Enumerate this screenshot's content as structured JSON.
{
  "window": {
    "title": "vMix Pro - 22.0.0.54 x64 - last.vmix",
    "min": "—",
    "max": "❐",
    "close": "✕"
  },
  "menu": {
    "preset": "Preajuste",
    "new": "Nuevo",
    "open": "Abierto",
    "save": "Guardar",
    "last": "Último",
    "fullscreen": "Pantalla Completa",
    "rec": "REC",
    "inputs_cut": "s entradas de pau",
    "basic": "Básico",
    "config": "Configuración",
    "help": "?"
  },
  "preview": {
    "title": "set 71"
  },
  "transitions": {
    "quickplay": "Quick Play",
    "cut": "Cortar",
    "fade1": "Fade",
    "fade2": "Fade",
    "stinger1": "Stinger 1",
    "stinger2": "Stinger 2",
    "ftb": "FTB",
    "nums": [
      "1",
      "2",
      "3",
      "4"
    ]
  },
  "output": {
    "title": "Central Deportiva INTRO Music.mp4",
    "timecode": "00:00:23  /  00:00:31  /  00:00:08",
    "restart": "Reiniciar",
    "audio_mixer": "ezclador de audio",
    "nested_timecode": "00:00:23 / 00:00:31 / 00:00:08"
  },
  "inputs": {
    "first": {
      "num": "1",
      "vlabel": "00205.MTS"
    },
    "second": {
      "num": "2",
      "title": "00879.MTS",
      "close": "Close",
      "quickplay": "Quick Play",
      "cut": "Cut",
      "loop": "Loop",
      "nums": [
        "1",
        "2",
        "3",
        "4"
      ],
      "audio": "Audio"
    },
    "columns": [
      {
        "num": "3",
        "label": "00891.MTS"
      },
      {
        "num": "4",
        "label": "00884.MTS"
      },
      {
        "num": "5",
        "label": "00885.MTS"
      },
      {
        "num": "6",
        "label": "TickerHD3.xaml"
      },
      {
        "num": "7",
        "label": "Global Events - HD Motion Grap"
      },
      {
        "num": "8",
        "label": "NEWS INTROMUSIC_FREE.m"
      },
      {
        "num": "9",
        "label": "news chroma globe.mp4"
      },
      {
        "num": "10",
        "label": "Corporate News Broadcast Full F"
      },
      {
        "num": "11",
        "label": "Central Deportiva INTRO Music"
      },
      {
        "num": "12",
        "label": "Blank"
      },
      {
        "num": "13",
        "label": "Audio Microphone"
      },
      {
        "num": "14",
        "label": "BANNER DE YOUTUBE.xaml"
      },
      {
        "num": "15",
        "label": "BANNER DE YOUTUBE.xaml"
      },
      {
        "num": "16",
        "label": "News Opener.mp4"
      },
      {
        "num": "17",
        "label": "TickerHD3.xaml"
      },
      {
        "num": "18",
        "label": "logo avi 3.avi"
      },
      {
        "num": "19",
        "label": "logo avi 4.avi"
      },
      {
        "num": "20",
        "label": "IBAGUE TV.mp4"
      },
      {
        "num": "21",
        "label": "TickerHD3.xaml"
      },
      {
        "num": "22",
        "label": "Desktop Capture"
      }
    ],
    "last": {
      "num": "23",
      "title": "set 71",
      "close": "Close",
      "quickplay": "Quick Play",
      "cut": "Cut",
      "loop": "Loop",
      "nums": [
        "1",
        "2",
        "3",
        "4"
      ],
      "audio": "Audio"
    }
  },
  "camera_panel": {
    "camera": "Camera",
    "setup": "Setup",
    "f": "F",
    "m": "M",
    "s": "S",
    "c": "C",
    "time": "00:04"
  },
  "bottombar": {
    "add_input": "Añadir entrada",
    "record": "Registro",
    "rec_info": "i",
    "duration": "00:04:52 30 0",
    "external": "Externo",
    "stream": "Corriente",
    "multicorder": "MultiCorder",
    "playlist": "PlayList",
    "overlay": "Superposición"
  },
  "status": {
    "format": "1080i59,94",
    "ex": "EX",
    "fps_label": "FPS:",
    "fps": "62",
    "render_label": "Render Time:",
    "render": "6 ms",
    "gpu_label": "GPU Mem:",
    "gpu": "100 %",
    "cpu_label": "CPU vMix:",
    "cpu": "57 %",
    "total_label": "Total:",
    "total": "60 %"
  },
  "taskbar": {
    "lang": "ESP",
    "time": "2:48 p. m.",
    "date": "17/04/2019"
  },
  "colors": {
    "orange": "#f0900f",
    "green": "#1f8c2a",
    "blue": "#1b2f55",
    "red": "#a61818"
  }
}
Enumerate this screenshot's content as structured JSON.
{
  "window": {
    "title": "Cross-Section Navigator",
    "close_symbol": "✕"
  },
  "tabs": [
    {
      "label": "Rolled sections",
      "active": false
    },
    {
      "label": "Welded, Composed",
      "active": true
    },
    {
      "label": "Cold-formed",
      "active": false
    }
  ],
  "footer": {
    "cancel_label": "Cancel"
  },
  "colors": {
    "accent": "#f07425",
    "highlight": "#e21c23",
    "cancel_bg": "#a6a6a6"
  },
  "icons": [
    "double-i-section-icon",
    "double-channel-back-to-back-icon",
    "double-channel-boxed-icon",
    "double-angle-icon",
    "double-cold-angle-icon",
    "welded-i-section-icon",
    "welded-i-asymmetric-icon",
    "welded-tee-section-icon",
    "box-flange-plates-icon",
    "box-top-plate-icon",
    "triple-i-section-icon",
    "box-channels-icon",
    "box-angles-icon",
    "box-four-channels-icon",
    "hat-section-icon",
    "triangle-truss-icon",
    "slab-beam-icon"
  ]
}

▶ [What needs to be done]:
Take the listing above and write it out again exactly.

▶ [Reply]:
Enumerate this screenshot's content as structured JSON.
{
  "window": {
    "title": "vMix Pro - 22.0.0.54 x64 - last.vmix",
    "min": "—",
    "max": "❐",
    "close": "✕"
  },
  "menu": {
    "preset": "Preajuste",
    "new": "Nuevo",
    "open": "Abierto",
    "save": "Guardar",
    "last": "Último",
    "fullscreen": "Pantalla Completa",
    "rec": "REC",
    "inputs_cut": "s entradas de pau",
    "basic": "Básico",
    "config": "Configuración",
    "help": "?"
  },
  "preview": {
    "title": "set 71"
  },
  "transitions": {
    "quickplay": "Quick Play",
    "cut": "Cortar",
    "fade1": "Fade",
    "fade2": "Fade",
    "stinger1": "Stinger 1",
    "stinger2": "Stinger 2",
    "ftb": "FTB",
    "nums": [
      "1",
      "2",
      "3",
      "4"
    ]
  },
  "output": {
    "title": "Central Deportiva INTRO Music.mp4",
    "timecode": "00:00:23  /  00:00:31  /  00:00:08",
    "restart": "Reiniciar",
    "audio_mixer": "ezclador de audio",
    "nested_timecode": "00:00:23 / 00:00:31 / 00:00:08"
  },
  "inputs": {
    "first": {
      "num": "1",
      "vlabel": "00205.MTS"
    },
    "second": {
      "num": "2",
      "title": "00879.MTS",
      "close": "Close",
      "quickplay": "Quick Play",
      "cut": "Cut",
      "loop": "Loop",
      "nums": [
        "1",
        "2",
        "3",
        "4"
      ],
      "audio": "Audio"
    },
    "columns": [
      {
        "num": "3",
        "label": "00891.MTS"
      },
      {
        "num": "4",
        "label": "00884.MTS"
      },
      {
        "num": "5",
        "label": "00885.MTS"
      },
      {
        "num": "6",
        "label": "TickerHD3.xaml"
      },
      {
        "num": "7",
        "label": "Global Events - HD Motion Grap"
      },
      {
        "num": "8",
        "label": "NEWS INTROMUSIC_FREE.m"
      },
      {
        "num": "9",
        "label": "news chroma globe.mp4"
      },
      {
        "num": "10",
        "label": "Corporate News Broadcast Full F"
      },
      {
        "num": "11",
        "label": "Central Deportiva INTRO Music"
      },
      {
        "num": "12",
        "label": "Blank"
      },
      {
        "num": "13",
        "label": "Audio Microphone"
      },
      {
        "num": "14",
        "label": "BANNER DE YOUTUBE.xaml"
      },
      {
        "num": "15",
        "label": "BANNER DE YOUTUBE.xaml"
      },
      {
        "num": "16",
        "label": "News Opener.mp4"
      },
      {
        "num": "17",
        "label": "TickerHD3.xaml"
      },
      {
        "num": "18",
        "label": "logo avi 3.avi"
      },
      {
        "num": "19",
        "label": "logo avi 4.avi"
      },
      {
        "num": "20",
        "label": "IBAGUE TV.mp4"
      },
      {
        "num": "21",
        "label": "TickerHD3.xaml"
      },
      {
        "num": "22",
        "label": "Desktop Capture"
      }
    ],
    "last": {
      "num": "23",
      "title": "set 71",
      "close": "Close",
      "quickplay": "Quick Play",
      "cut": "Cut",
      "loop": "Loop",
      "nums": [
        "1",
        "2",
        "3",
        "4"
      ],
      "audio": "Audio"
    }
  },
  "camera_panel": {
    "camera": "Camera",
    "setup": "Setup",
    "f": "F",
    "m": "M",
    "s": "S",
    "c": "C",
    "time": "00:04"
  },
  "bottombar": {
    "add_input": "Añadir entrada",
    "record": "Registro",
    "rec_info": "i",
    "duration": "00:04:52 30 0",
    "external": "Externo",
    "stream": "Corriente",
    "multicorder": "MultiCorder",
    "playlist": "PlayList",
    "overlay": "Superposición"
  },
  "status": {
    "format": "1080i59,94",
    "ex": "EX",
    "fps_label": "FPS:",
    "fps": "62",
    "render_label": "Render Time:",
    "render": "6 ms",
    "gpu_label": "GPU Mem:",
    "gpu": "100 %",
    "cpu_label": "CPU vMix:",
    "cpu": "57 %",
    "total_label": "Total:",
    "total": "60 %"
  },
  "taskbar": {
    "lang": "ESP",
    "time": "2:48 p. m.",
    "date": "17/04/2019"
  },
  "colors": {
    "orange": "#f0900f",
    "green": "#1f8c2a",
    "blue": "#1b2f55",
    "red": "#a61818"
  }
}
Enumerate this screenshot's content as structured JSON.
{
  "window": {
    "title": "Cross-Section Navigator",
    "close_symbol": "✕"
  },
  "tabs": [
    {
      "label": "Rolled sections",
      "active": false
    },
    {
      "label": "Welded, Composed",
      "active": true
    },
    {
      "label": "Cold-formed",
      "active": false
    }
  ],
  "footer": {
    "cancel_label": "Cancel"
  },
  "colors": {
    "accent": "#f07425",
    "highlight": "#e21c23",
    "cancel_bg": "#a6a6a6"
  },
  "icons": [
    "double-i-section-icon",
    "double-channel-back-to-back-icon",
    "double-channel-boxed-icon",
    "double-angle-icon",
    "double-cold-angle-icon",
    "welded-i-section-icon",
    "welded-i-asymmetric-icon",
    "welded-tee-section-icon",
    "box-flange-plates-icon",
    "box-top-plate-icon",
    "triple-i-section-icon",
    "box-channels-icon",
    "box-angles-icon",
    "box-four-channels-icon",
    "hat-section-icon",
    "triangle-truss-icon",
    "slab-beam-icon"
  ]
}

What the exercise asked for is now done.